Goal: List each line holding the string "into".

*****

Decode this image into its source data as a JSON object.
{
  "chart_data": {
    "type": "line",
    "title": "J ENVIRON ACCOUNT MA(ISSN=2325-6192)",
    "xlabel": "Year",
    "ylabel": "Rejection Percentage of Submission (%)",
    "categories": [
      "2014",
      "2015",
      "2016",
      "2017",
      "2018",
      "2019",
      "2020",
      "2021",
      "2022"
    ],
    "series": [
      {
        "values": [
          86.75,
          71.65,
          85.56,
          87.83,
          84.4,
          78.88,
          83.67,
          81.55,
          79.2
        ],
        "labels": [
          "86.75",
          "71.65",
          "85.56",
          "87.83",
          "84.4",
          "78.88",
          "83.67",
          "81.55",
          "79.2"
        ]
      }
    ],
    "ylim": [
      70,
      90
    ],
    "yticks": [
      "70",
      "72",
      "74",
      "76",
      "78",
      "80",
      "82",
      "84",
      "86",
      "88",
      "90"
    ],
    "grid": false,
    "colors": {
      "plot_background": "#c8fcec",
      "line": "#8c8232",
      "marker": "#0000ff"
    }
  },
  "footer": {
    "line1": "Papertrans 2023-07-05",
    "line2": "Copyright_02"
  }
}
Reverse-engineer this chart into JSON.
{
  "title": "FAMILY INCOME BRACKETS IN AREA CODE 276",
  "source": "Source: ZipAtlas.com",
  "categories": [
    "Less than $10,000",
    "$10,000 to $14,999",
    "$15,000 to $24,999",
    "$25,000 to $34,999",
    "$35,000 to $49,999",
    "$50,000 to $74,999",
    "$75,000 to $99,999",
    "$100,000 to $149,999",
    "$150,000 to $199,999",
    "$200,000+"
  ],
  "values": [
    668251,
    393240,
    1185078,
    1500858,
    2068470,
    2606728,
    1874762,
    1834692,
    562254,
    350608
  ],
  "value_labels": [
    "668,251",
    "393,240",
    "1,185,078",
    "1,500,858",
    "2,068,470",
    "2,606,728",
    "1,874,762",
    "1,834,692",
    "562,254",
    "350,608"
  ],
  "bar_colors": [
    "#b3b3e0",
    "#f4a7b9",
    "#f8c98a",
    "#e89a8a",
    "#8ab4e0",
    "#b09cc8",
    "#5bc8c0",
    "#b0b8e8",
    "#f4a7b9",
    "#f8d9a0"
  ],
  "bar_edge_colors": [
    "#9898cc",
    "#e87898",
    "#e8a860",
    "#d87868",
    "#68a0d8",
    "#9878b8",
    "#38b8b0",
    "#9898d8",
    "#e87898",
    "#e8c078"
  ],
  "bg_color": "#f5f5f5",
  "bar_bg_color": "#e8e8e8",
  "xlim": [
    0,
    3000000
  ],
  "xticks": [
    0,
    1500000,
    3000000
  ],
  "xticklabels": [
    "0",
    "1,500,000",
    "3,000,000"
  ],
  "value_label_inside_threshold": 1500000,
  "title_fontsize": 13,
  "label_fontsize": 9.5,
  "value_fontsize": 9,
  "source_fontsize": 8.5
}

*****

Answer to this exercise:
Decode this image into its source data as a JSON object.
Reverse-engineer this chart into JSON.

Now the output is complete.